[Extracted data entries]
## BEGIN
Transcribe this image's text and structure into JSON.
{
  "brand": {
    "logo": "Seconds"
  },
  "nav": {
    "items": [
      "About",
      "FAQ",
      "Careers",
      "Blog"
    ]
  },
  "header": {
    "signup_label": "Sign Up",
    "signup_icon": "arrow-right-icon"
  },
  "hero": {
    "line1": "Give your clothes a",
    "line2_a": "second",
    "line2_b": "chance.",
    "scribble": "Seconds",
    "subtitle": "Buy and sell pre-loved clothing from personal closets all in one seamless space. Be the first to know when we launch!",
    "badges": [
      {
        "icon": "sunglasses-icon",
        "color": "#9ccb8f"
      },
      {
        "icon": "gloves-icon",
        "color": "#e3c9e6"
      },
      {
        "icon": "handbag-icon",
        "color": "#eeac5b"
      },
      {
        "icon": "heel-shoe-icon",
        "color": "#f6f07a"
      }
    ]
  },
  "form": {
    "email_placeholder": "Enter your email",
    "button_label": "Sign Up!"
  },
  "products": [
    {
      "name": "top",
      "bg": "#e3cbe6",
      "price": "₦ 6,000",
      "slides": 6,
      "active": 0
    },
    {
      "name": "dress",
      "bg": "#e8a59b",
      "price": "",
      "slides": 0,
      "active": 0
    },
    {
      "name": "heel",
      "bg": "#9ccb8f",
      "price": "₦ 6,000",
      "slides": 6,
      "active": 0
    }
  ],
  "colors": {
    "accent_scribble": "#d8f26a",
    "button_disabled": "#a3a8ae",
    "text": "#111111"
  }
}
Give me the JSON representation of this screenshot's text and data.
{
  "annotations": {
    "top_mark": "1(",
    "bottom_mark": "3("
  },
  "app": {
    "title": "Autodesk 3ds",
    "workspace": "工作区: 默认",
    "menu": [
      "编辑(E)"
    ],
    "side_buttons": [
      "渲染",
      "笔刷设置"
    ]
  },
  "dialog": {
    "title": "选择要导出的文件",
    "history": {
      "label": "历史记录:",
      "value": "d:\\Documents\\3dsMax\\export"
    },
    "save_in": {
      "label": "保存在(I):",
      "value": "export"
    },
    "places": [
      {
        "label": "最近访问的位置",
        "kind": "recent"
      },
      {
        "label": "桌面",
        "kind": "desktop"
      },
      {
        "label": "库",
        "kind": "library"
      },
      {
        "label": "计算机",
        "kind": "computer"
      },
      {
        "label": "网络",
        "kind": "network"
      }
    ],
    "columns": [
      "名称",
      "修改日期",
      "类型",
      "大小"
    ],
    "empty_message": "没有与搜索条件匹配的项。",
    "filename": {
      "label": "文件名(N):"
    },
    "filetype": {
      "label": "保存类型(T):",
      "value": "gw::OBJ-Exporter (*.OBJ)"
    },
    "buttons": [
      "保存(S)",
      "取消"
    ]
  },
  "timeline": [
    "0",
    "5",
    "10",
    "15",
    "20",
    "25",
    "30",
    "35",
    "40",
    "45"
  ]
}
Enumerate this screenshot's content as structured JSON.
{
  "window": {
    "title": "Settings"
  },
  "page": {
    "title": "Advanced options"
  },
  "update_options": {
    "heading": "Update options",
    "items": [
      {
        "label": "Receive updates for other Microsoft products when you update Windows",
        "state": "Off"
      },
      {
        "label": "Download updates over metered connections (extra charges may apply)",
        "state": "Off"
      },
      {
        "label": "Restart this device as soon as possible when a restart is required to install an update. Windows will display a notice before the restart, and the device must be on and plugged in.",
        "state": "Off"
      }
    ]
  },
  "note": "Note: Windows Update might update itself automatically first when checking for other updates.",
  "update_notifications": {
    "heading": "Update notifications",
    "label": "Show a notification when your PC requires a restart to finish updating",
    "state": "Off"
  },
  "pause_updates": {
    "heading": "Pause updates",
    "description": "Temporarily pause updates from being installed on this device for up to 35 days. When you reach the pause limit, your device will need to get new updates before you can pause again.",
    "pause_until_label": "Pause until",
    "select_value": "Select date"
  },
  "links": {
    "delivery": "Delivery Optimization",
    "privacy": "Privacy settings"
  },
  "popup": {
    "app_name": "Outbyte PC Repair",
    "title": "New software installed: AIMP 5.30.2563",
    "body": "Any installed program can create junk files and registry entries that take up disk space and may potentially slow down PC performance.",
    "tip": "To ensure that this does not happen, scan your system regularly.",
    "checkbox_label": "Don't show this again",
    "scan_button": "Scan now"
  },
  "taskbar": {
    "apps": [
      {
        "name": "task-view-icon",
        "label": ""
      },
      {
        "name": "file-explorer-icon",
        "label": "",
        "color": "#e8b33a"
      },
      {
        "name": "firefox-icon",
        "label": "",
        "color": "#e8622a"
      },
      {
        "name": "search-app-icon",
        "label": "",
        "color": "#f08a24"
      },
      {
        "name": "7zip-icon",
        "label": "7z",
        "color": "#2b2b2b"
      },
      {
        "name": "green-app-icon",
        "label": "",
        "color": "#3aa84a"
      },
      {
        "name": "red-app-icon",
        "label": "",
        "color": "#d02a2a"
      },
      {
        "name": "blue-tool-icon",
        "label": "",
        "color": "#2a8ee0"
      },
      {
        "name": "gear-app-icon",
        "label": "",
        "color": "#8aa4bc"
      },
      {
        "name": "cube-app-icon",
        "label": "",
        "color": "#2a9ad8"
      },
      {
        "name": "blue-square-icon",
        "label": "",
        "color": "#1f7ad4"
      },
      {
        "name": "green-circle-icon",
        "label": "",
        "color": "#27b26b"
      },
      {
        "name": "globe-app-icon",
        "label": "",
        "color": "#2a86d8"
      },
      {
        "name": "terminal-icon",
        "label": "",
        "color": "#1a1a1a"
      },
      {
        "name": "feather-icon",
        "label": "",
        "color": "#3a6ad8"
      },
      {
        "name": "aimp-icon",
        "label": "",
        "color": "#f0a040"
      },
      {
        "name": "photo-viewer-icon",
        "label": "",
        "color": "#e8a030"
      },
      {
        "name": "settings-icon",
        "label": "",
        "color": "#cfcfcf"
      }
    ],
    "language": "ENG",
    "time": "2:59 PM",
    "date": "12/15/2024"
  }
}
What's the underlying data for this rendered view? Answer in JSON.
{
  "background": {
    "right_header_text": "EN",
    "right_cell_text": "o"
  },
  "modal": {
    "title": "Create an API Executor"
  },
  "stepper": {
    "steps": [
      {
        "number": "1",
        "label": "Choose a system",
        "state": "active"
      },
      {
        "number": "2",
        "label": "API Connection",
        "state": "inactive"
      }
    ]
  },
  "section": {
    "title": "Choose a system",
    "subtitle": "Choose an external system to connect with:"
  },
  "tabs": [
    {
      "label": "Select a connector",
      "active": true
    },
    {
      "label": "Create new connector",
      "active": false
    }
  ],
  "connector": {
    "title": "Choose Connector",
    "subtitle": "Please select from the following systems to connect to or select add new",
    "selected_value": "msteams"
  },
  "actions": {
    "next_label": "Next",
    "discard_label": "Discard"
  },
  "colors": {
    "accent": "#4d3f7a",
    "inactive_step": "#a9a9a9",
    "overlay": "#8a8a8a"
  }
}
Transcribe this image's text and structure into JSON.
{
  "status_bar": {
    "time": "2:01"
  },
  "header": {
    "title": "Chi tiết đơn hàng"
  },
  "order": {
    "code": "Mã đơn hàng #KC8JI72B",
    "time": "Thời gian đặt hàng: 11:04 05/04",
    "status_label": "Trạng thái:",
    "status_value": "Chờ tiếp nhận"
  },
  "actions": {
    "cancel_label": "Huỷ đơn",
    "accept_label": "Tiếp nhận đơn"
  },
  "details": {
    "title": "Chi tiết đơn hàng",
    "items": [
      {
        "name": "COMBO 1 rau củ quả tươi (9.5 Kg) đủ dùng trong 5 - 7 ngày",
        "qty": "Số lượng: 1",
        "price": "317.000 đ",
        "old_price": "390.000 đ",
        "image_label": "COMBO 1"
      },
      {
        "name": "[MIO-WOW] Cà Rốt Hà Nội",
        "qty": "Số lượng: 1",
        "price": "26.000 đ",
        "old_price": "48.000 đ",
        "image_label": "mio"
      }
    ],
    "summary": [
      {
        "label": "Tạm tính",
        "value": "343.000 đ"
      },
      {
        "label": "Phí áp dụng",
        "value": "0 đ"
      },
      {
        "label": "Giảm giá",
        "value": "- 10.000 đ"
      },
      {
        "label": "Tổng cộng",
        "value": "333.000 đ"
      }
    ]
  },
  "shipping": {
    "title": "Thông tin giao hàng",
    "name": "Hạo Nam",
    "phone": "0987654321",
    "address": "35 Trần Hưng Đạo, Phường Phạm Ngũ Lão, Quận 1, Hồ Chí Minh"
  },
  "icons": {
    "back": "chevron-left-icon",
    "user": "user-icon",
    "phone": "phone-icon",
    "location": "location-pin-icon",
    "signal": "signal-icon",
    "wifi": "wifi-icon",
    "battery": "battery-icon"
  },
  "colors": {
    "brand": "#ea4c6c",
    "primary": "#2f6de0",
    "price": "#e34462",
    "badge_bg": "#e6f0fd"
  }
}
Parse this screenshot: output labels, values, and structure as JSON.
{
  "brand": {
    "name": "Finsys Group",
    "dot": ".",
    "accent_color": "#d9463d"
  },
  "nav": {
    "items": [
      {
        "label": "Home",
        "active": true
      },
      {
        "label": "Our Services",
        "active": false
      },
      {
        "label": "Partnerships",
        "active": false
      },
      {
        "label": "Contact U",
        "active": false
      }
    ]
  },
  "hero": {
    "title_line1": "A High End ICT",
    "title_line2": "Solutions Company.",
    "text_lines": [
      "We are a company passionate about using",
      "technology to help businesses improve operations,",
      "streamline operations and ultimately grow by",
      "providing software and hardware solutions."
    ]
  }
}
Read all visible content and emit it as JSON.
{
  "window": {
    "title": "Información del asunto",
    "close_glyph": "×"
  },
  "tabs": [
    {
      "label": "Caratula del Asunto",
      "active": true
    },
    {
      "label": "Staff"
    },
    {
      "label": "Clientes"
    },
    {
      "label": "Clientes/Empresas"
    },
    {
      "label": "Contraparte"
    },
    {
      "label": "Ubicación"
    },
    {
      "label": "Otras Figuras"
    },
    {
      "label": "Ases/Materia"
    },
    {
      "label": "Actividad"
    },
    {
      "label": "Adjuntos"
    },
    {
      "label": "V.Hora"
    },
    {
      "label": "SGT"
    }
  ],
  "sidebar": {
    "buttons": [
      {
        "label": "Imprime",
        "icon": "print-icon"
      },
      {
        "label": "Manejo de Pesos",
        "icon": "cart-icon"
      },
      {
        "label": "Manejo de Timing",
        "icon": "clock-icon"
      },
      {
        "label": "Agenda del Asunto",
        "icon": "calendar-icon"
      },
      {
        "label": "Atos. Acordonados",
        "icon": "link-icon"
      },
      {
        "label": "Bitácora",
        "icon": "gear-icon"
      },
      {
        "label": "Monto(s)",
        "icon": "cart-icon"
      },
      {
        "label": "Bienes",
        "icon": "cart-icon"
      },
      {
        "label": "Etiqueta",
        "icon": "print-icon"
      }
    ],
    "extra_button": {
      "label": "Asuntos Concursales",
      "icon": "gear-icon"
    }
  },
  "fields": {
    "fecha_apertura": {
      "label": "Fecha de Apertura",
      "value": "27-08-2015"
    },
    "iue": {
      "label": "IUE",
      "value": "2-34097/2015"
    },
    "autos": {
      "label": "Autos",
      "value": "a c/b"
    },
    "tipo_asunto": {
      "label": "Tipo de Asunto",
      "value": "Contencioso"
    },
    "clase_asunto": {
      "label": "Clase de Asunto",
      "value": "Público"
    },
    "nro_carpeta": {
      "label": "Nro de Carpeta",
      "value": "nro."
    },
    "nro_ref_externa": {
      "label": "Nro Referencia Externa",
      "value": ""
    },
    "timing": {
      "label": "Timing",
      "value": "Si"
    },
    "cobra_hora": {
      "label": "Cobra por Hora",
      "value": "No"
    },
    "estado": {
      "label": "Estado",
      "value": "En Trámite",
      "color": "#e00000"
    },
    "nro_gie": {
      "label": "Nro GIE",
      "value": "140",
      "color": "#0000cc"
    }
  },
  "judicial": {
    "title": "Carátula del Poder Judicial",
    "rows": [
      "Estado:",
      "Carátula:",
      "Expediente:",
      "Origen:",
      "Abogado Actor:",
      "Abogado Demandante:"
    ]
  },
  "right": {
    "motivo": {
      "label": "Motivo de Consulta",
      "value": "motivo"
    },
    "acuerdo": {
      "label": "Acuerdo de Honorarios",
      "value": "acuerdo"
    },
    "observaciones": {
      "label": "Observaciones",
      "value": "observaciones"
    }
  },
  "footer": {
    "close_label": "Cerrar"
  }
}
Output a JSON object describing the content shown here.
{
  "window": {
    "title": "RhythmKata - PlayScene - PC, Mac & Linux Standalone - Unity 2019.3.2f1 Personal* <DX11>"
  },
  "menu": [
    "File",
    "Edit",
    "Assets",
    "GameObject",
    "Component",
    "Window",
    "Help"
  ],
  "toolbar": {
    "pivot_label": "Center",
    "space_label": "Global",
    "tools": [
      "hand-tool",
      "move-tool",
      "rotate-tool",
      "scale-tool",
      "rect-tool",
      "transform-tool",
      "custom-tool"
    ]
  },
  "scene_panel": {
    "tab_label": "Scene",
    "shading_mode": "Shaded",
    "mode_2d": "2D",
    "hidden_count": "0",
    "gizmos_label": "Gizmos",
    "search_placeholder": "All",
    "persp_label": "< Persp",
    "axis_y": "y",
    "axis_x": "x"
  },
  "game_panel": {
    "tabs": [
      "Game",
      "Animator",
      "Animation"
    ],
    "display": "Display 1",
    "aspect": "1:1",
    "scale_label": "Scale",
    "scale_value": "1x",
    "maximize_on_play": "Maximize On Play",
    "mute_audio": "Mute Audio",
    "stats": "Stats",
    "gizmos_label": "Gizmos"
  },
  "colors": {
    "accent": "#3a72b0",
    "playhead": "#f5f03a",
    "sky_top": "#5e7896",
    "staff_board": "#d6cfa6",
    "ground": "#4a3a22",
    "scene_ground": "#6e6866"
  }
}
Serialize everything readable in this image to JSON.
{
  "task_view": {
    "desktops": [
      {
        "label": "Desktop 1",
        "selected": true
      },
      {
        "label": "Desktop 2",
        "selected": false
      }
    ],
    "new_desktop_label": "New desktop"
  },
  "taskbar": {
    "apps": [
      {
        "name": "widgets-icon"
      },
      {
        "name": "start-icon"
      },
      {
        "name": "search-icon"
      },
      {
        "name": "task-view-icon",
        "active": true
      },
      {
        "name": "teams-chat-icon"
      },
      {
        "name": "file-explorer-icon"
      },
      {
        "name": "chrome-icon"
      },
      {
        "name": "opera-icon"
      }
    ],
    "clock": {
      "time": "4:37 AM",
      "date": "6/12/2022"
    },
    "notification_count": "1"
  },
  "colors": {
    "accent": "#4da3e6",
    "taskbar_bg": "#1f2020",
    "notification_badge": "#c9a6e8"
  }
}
## END
How many of these lines contain "installed"? Write only the number.

### Reply
3